**Extracted text:**
-- START --
For many years I wanted to be white. I worshipped white heroes on television, chose Paladin over his Chinese messenger, the Cartwrights over Hop Sing, the Green Hornet over Kato; identified with John Wayne shooting the Japs, with Richard Widmark wiping out the Koreans. The racial component of these identifications never came up. They seemed perfectly natural.
When younger I did have Japanese-American friends, especially when we lived in the city, but after we moved to the suburbs, I gradually began to move away from the two Japanese-American brothers in the neighborhood and avoided any other friendships with other Asian Americans. The one other Japanese-American boy in my classes was a definite nerd; so was the one Chinese-American boy. Who would want to be associated with them? Other than Asians, there were no other people of color at my schools. In my teens, some fellow students expected me to look toward the few Asian-American girls at our school. I resented this and desired just the opposite. It seemed to me a compliment when white friends would say, "I think of you, David, just like a white person." That was exactly how I wanted them to think of me---as if there were no differences between us.
Given those early exchanges, I could say, Yes, interracial friendships with whites are possible. Certainly they are possible if the person of color thinks of himself as white or desires to be thought of as white-that is, if the person of color forces from his consciousness the differences in his experience of race or how he might view himself differently from his white friend. Such friendships are also possible if race is never discussed as part of the relationship (some interracial marriages even function in this way). In such instances, the person of color might be aware of differences and difficulties due to racial issues, but remains silent about them. Instead, the person of color suppresses his true feelings and presents a version of himself he thinks will please, or at least not trouble, the white friend.
-- END --
[Layout dataset entries]
-- START --
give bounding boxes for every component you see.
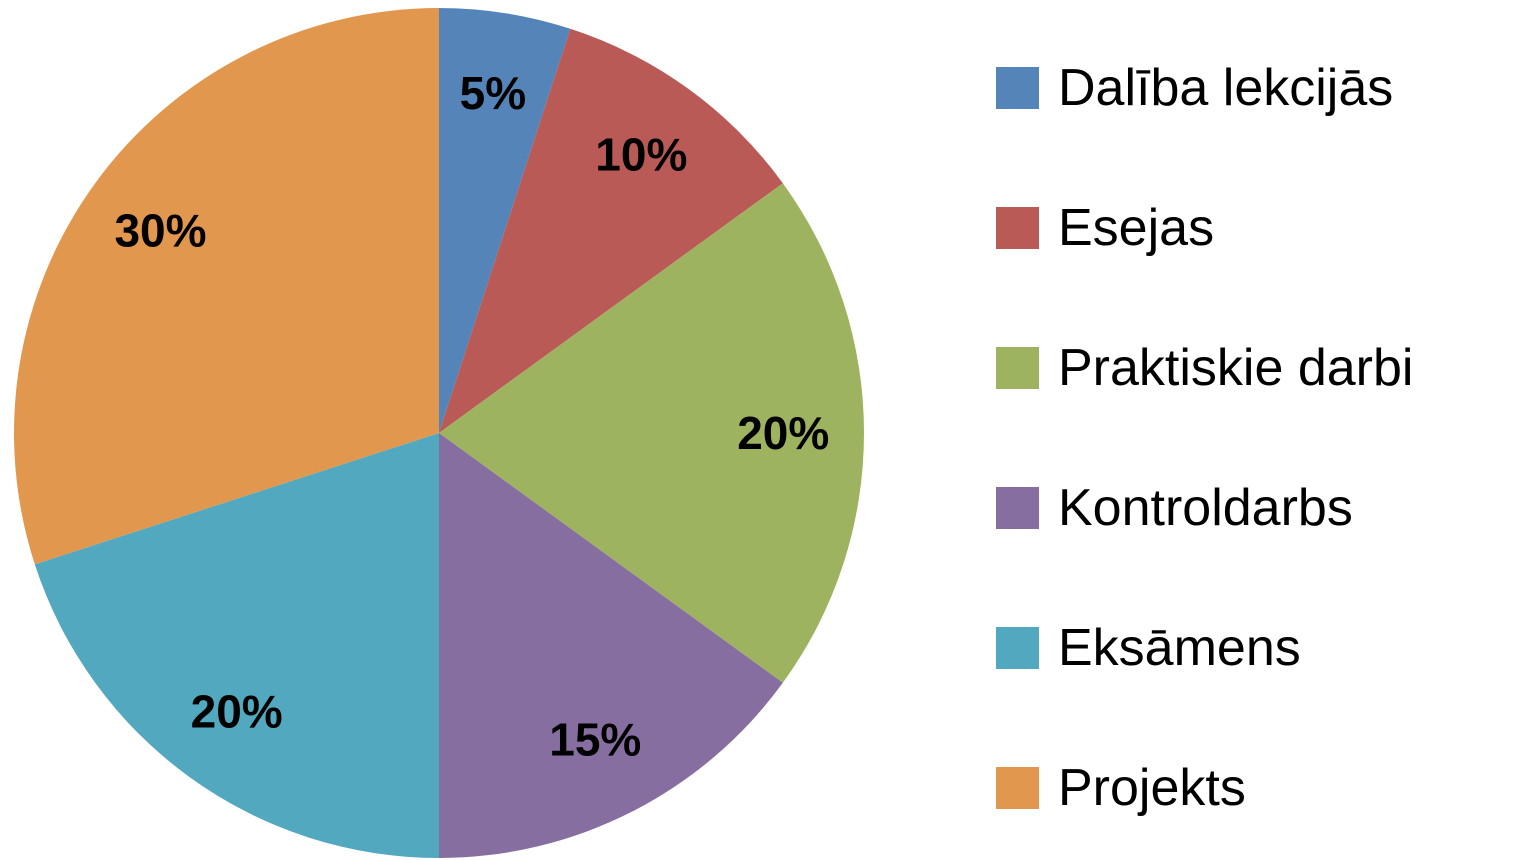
pie-slice	[439, 8, 571, 433]
legend-swatch	[996, 67, 1039, 109]
data-label: 20%	[737, 407, 829, 459]
legend-label: Projekts	[1058, 759, 1246, 817]
pie-slice	[13, 8, 439, 565]
legend-swatch	[996, 487, 1039, 529]
data-label: 5%	[460, 67, 526, 119]
legend-swatch	[996, 627, 1039, 669]
data-label: 20%	[191, 686, 283, 738]
pie-slice	[439, 183, 864, 683]
pie-slice	[439, 28, 783, 434]
pie-slice	[34, 433, 440, 858]
legend-swatch	[996, 207, 1039, 249]
legend-swatch	[996, 767, 1039, 809]
legend-label: Praktiskie darbi	[1058, 339, 1413, 397]
legend-swatch	[996, 347, 1039, 389]
legend-label: Kontroldarbs	[1058, 479, 1353, 537]
legend-label: Esejas	[1058, 199, 1214, 257]
pie-slice	[439, 433, 783, 858]
legend-label: Dalība lekcijās	[1058, 59, 1393, 117]
legend-label: Eksāmens	[1058, 619, 1301, 677]
data-label: 15%	[549, 714, 641, 766]
data-label: 10%	[595, 128, 687, 180]
data-label: 30%	[114, 205, 206, 257]
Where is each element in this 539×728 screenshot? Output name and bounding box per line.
-- END --
**Aim of the task:** Transcribe the entire passage on growing up wanting to be white, word for word. The records are drawn from a separate source.

**Exercise solution:**
For many years I wanted to be white. I worshipped white heroes on television, chose Paladin over his Chinese messenger, the Cartwrights over Hop Sing, the Green Hornet over Kato; identified with John Wayne shooting the Japs, with Richard Widmark wiping out the Koreans. The racial component of these identifications never came up. They seemed perfectly natural.
When younger I did have Japanese-American friends, especially when we lived in the city, but after we moved to the suburbs, I gradually began to move away from the two Japanese-American brothers in the neighborhood and avoided any other friendships with other Asian Americans. The one other Japanese-American boy in my classes was a definite nerd; so was the one Chinese-American boy. Who would want to be associated with them? Other than Asians, there were no other people of color at my schools. In my teens, some fellow students expected me to look toward the few Asian-American girls at our school. I resented this and desired just the opposite. It seemed to me a compliment when white friends would say, "I think of you, David, just like a white person." That was exactly how I wanted them to think of me---as if there were no differences between us.
Given those early exchanges, I could say, Yes, interracial friendships with whites are possible. Certainly they are possible if the person of color thinks of himself as white or desires to be thought of as white-that is, if the person of color forces from his consciousness the differences in his experience of race or how he might view himself differently from his white friend. Such friendships are also possible if race is never discussed as part of the relationship (some interracial marriages even function in this way). In such instances, the person of color might be aware of differences and difficulties due to racial issues, but remains silent about them. Instead, the person of color suppresses his true feelings and presents a version of himself he thinks will please, or at least not trouble, the white friend.